==== Available records ====

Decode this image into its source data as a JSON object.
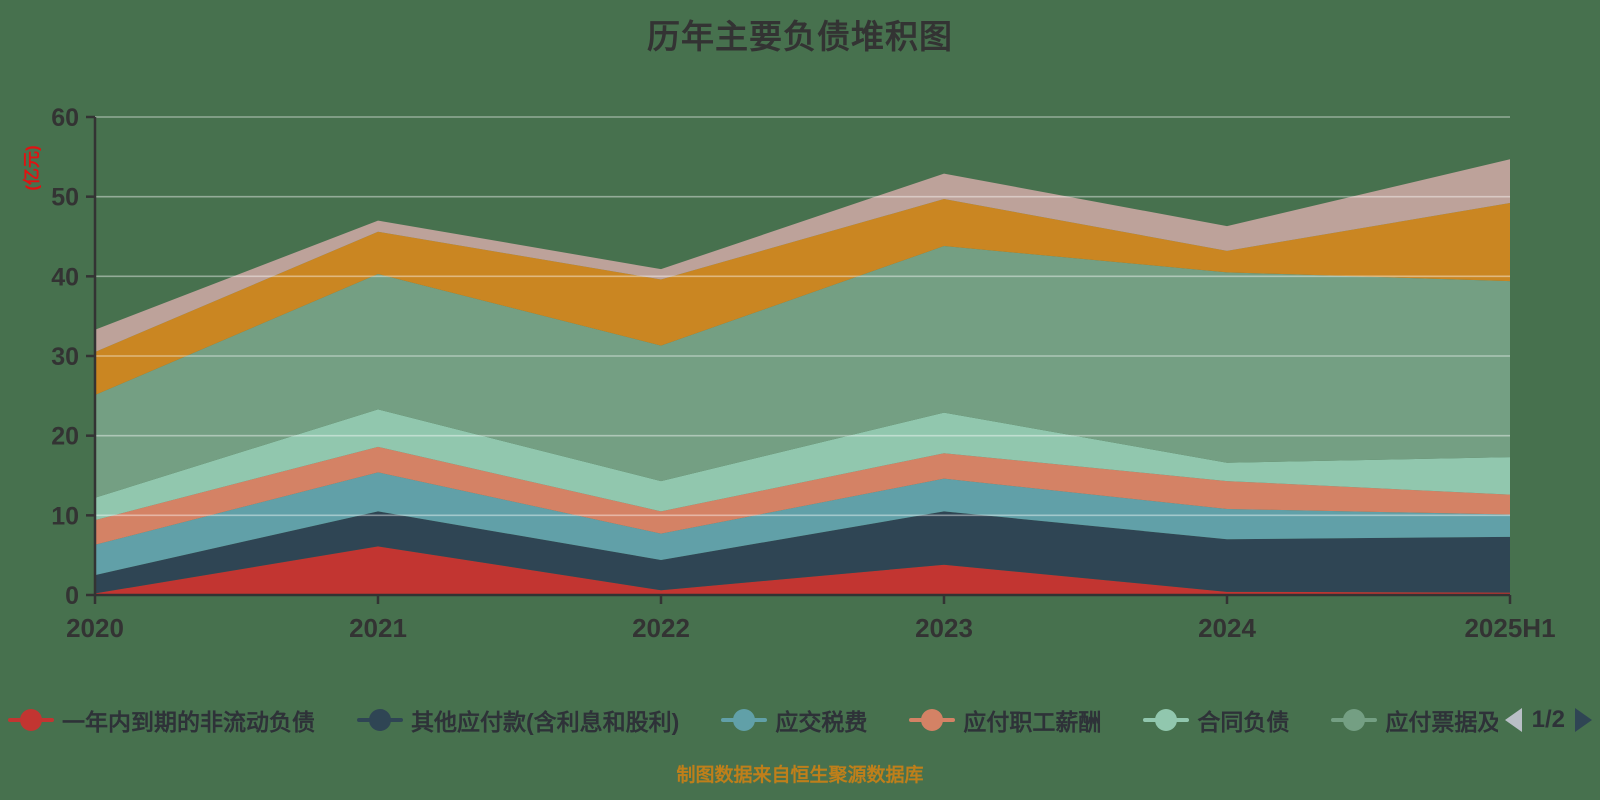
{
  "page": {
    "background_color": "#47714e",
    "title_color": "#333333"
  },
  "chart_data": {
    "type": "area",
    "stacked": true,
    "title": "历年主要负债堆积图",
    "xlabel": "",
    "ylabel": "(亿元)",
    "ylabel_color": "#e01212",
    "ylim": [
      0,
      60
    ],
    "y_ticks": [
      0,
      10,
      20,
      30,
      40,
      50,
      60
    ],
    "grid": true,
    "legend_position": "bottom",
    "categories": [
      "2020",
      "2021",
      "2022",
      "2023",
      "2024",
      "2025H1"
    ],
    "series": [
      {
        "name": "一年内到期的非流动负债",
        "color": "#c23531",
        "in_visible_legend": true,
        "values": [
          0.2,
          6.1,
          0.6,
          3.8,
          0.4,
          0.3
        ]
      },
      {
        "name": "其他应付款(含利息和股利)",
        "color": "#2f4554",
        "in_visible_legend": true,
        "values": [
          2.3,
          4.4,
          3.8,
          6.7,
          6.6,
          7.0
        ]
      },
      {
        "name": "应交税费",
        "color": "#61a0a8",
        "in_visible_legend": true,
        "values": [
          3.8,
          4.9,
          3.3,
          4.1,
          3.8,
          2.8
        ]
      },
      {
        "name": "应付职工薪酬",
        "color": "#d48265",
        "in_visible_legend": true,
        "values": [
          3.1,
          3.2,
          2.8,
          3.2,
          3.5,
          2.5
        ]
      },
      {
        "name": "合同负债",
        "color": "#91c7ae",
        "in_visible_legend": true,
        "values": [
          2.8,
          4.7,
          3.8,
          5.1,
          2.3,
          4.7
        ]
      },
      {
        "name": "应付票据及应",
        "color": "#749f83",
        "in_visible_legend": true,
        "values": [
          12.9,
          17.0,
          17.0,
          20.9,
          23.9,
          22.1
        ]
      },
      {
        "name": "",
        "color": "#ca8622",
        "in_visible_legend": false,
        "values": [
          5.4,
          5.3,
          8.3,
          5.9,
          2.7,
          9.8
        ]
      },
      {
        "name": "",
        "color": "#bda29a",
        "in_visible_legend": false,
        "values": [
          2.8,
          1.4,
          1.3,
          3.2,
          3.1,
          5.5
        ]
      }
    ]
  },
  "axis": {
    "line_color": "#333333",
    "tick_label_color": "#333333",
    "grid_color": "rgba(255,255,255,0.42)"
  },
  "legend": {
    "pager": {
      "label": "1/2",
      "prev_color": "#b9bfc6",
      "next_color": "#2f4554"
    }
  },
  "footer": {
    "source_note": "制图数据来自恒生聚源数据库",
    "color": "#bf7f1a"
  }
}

====
==== Available records ====

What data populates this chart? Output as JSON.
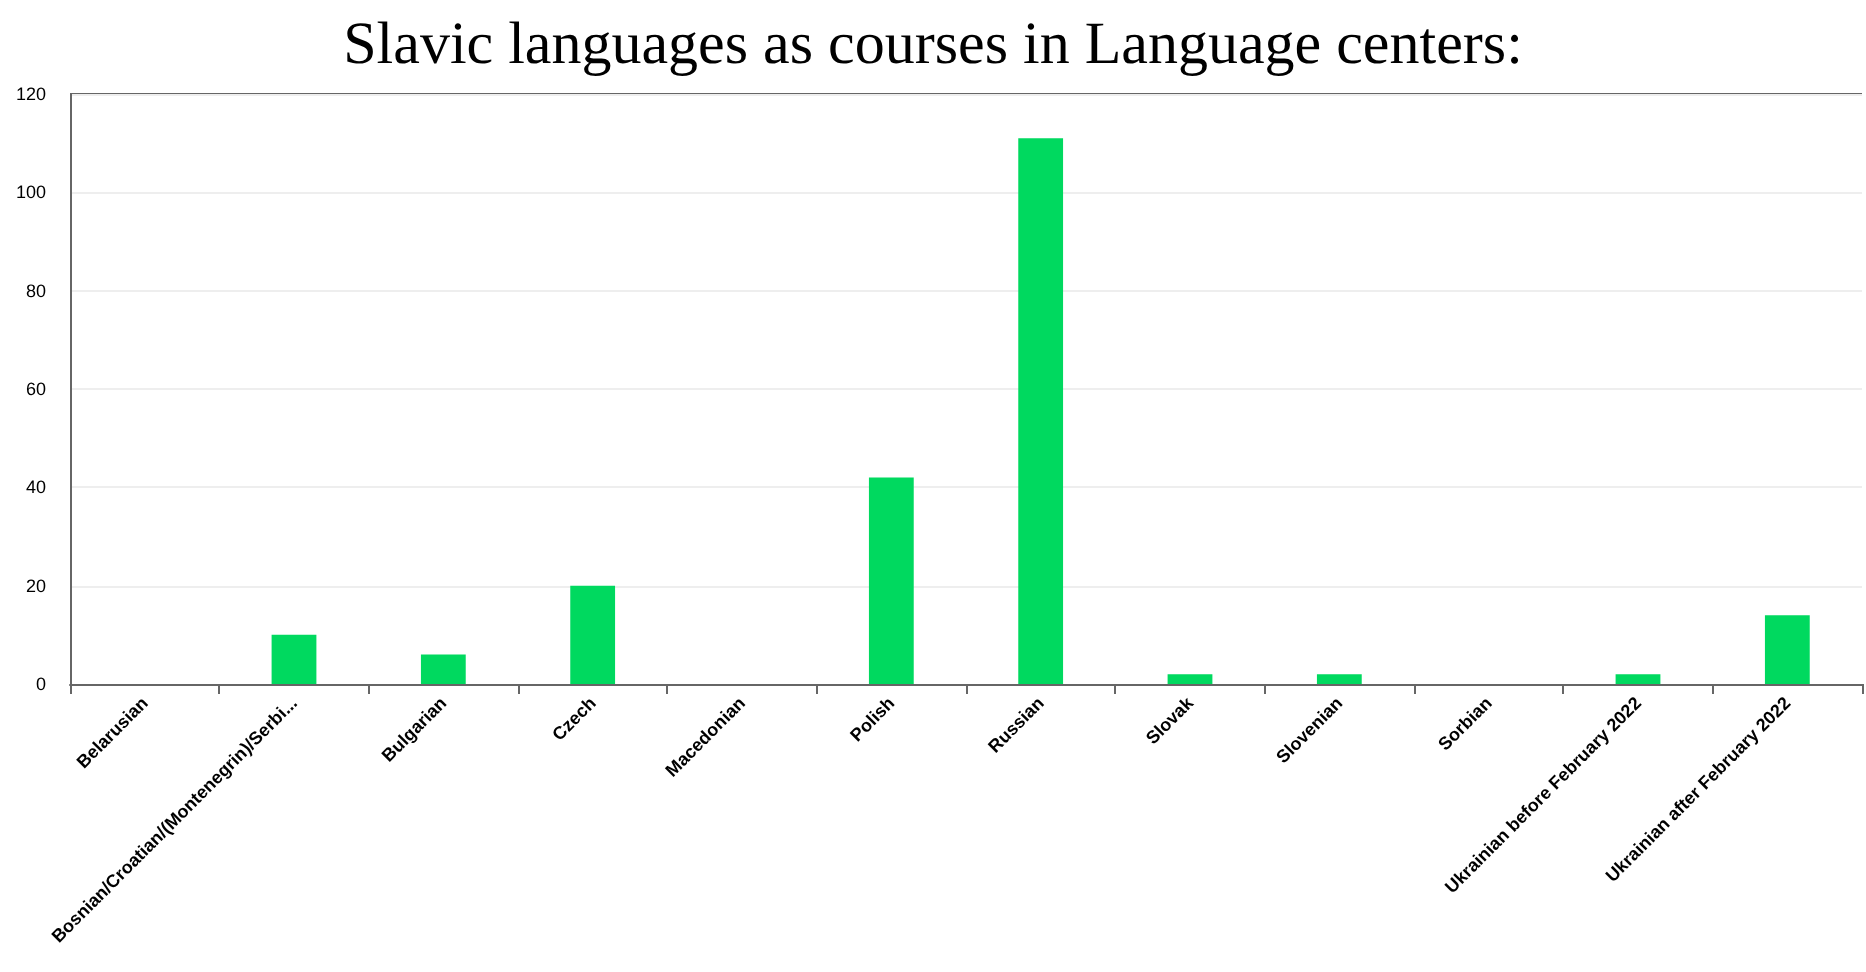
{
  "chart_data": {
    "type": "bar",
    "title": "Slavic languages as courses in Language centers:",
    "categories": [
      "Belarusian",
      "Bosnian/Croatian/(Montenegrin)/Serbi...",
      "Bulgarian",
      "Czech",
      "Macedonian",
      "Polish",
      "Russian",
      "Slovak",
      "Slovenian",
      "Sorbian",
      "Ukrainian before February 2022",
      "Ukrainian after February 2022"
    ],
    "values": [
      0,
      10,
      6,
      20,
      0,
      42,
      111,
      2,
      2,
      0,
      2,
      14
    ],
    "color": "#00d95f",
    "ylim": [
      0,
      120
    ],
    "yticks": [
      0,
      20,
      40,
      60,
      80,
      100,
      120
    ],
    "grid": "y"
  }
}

====

• Prompt:
Give only the number of lines in the data that hold the string "name".

• Answer to the task:
8